* [RAW DATA]
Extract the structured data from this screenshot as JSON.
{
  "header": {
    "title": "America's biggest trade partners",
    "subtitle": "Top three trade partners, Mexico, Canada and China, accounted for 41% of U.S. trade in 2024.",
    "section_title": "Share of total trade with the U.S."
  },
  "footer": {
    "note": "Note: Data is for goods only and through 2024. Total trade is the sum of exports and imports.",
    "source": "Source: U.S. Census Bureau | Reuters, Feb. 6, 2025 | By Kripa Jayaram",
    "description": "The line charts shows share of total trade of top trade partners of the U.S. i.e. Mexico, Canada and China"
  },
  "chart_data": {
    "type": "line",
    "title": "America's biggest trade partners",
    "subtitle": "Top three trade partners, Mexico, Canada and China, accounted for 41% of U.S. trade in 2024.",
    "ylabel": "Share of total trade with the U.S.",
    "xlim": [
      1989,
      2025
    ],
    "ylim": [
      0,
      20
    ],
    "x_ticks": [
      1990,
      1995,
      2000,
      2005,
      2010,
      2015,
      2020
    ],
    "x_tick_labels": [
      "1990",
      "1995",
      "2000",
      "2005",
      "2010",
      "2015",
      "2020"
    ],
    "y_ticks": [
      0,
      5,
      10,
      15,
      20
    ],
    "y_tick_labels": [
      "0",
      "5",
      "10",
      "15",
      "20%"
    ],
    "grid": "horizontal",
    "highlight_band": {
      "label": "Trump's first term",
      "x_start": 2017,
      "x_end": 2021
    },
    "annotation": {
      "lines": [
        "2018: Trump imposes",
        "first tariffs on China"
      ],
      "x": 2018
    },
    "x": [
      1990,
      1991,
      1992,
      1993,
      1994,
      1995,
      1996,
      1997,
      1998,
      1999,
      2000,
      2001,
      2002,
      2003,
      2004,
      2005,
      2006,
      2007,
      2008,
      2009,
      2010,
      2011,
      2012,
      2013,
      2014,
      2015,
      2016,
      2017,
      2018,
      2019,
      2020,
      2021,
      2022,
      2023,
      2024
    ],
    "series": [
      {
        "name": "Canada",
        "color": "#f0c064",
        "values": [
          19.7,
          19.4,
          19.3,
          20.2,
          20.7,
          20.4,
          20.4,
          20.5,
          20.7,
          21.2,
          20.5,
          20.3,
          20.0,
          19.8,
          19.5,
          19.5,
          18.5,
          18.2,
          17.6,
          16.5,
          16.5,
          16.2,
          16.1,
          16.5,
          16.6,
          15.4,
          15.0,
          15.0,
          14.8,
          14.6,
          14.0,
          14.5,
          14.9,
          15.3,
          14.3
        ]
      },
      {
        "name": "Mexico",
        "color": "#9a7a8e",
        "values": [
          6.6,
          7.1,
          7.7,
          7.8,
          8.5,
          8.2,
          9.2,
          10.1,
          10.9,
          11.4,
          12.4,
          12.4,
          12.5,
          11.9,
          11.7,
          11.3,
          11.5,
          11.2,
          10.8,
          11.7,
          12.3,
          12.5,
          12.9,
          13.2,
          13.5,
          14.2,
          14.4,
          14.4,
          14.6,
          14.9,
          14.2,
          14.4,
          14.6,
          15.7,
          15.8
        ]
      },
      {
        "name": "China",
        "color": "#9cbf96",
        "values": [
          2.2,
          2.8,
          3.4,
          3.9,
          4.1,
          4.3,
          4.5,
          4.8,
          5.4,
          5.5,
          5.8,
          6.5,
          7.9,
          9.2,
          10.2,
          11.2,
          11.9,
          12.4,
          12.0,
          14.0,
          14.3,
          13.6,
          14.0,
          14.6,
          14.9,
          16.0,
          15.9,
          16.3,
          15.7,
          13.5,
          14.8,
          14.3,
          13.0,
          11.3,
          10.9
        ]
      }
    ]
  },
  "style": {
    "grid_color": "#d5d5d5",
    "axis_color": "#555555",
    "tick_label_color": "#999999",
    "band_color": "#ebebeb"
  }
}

...

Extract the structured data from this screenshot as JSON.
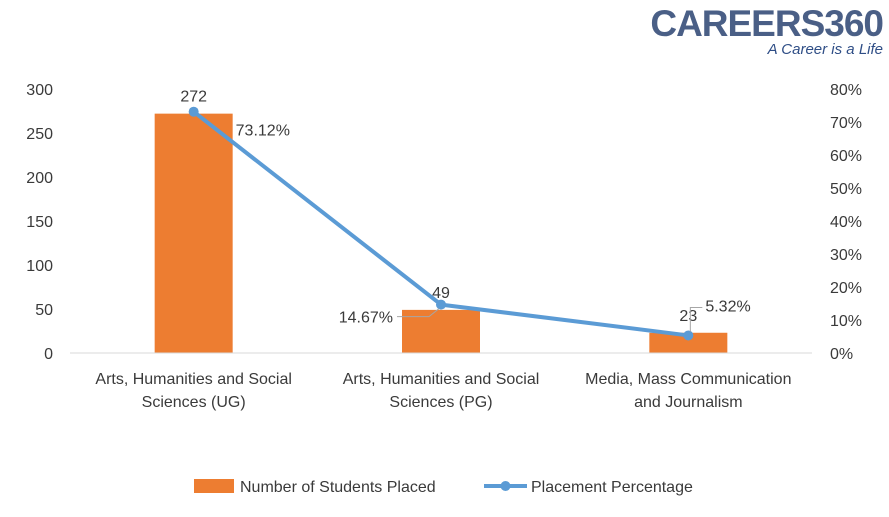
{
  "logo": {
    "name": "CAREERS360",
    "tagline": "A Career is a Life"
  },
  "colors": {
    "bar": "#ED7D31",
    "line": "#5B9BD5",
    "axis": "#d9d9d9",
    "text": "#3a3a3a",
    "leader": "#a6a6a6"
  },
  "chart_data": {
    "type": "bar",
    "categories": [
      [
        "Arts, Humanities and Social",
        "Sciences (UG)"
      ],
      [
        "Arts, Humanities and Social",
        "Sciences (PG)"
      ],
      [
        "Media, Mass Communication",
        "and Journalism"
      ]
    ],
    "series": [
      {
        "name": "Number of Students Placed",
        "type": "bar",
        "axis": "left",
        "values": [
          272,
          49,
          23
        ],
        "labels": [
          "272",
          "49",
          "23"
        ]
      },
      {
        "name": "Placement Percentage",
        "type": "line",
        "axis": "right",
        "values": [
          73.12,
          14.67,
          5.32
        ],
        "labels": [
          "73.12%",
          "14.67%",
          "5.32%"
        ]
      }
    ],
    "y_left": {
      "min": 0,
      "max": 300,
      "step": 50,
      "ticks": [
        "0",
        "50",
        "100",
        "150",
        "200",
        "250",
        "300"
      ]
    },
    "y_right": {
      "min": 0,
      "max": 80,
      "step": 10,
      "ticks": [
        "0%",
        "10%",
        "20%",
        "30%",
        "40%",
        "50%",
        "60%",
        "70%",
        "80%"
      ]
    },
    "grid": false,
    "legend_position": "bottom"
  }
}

* [WORK INSTRUCTIONS]
Find all lines where the word "name" appears. Copy them.

* [SOLUTION]
        "name": "Canada",
        "name": "Mexico",
        "name": "China",
    "name": "CAREERS360",
        "name": "Number of Students Placed",
        "name": "Placement Percentage",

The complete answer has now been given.